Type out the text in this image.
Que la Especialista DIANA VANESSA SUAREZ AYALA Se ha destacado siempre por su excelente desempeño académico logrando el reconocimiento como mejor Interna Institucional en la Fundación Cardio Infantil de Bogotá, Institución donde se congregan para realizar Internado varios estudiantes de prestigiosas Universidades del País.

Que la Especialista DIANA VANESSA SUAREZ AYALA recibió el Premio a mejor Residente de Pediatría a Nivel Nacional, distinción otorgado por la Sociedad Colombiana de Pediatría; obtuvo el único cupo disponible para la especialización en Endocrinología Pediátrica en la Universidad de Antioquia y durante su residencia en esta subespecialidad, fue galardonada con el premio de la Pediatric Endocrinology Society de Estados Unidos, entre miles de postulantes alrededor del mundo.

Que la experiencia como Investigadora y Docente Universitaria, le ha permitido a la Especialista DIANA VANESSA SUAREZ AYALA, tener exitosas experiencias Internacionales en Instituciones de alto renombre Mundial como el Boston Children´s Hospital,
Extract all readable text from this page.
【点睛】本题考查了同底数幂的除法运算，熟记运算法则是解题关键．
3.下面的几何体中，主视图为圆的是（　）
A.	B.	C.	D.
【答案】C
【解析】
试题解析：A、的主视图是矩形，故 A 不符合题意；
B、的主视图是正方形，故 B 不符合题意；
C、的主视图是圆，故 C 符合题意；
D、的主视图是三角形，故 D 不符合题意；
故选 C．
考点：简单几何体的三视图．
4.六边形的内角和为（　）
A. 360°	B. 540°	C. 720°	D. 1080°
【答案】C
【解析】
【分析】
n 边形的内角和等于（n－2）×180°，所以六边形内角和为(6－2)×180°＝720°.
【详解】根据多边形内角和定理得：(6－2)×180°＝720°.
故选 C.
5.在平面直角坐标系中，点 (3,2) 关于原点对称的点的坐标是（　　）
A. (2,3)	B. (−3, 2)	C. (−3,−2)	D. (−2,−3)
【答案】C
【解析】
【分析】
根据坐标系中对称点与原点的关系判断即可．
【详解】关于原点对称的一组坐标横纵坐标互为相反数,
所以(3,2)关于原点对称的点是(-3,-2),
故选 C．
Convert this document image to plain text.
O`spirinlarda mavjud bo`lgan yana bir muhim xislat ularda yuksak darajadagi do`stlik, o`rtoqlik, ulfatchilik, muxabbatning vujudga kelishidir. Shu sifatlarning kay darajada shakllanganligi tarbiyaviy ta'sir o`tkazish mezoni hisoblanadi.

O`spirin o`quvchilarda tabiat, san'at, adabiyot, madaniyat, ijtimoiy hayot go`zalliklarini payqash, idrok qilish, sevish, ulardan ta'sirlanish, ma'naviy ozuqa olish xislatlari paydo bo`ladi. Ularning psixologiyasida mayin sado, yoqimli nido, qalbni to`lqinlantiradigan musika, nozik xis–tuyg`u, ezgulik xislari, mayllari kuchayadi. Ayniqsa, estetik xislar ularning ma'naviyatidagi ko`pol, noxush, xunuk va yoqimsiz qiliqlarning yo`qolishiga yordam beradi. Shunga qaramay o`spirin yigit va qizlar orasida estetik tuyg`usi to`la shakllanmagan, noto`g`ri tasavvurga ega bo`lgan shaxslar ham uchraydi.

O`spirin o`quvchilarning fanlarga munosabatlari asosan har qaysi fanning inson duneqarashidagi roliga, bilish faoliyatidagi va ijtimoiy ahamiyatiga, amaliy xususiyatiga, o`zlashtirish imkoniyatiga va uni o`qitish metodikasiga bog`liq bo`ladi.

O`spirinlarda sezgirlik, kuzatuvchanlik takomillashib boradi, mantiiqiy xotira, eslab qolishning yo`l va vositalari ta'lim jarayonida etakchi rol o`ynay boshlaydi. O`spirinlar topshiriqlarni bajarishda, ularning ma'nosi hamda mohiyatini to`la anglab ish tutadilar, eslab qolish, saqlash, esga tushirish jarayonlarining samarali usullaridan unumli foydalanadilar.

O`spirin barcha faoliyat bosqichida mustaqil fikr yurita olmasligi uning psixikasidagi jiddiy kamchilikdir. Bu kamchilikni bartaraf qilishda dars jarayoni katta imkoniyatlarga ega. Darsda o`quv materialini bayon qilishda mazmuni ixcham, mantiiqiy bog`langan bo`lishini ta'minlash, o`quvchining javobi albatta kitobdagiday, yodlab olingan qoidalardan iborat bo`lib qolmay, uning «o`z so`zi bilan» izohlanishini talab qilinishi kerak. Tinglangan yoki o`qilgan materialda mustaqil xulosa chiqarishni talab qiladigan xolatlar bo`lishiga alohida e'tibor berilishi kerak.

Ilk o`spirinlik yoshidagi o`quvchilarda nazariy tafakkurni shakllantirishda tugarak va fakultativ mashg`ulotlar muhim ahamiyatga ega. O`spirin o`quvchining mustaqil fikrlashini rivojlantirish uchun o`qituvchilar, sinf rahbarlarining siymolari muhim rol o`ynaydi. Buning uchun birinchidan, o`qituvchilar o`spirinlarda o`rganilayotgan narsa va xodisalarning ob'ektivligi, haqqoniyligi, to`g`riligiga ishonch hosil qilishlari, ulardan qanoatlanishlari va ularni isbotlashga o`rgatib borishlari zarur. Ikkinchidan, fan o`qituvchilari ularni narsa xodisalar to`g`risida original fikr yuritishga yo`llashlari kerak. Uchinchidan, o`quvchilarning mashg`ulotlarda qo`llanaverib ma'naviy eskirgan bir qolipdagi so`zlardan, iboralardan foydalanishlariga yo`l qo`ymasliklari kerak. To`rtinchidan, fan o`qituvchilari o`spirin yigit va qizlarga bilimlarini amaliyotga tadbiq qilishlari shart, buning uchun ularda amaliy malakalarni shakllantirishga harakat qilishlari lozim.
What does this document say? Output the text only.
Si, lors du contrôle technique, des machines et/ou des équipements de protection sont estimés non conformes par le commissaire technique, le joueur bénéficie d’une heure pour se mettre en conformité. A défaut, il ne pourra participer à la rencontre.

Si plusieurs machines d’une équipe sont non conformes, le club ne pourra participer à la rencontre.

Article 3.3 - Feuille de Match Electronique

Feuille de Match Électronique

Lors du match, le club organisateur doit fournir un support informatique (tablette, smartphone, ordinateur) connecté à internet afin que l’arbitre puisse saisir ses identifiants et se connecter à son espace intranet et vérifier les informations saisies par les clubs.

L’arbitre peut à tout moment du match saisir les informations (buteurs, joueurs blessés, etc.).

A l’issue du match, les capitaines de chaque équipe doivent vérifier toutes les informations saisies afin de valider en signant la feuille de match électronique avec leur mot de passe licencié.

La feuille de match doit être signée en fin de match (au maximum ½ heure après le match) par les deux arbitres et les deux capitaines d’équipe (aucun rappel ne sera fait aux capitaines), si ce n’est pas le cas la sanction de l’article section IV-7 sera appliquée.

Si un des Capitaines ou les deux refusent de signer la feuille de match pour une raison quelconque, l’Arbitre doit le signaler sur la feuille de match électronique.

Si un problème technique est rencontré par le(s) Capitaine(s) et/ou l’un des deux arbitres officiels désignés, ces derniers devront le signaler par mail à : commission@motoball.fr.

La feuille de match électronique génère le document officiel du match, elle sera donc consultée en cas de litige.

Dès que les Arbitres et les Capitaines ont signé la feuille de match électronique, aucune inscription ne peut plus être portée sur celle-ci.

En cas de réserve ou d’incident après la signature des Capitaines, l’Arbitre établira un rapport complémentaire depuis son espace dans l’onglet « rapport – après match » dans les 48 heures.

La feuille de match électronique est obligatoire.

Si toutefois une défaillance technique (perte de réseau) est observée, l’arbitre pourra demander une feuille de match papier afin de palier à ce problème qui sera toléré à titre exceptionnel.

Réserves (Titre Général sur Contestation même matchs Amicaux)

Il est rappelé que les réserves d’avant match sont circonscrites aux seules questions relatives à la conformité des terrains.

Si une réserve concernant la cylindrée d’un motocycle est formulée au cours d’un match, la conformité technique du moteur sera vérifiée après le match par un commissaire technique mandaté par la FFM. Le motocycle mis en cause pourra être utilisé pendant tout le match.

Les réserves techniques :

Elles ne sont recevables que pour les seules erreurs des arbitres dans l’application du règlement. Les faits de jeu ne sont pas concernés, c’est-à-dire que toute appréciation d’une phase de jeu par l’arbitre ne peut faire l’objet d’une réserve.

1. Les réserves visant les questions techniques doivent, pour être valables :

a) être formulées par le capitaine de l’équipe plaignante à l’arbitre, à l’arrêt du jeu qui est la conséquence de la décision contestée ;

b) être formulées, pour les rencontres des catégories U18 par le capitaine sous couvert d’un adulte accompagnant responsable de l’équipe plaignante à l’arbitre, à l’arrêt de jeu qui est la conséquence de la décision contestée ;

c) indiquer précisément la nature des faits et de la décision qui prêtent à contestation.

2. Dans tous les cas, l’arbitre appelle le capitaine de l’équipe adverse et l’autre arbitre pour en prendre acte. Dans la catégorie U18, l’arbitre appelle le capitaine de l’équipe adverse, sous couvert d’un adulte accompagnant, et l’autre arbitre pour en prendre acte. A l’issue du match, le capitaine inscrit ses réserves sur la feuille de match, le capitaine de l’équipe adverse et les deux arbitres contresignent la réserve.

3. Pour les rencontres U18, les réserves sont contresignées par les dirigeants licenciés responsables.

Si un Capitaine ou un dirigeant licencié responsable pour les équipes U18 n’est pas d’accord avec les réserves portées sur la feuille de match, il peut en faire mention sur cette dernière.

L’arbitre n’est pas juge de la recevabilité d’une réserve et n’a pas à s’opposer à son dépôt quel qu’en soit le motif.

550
──────────
▸ **WRITTEN TASK**: Pick out lines containing the word "commissaire", each one as written.

▸ **THE OUTPUT**:
Si, lors du contrôle technique, des machines et/ou des équipements de protection sont estimés non conformes par le commissaire technique, le joueur bénéficie d’une heure pour se mettre en conformité. A défaut, il ne pourra participer à la rencontre.
Si une réserve concernant la cylindrée d’un motocycle est formulée au cours d’un match, la conformité technique du moteur sera vérifiée après le match par un commissaire technique mandaté par la FFM. Le motocycle mis en cause pourra être utilisé pendant tout le match.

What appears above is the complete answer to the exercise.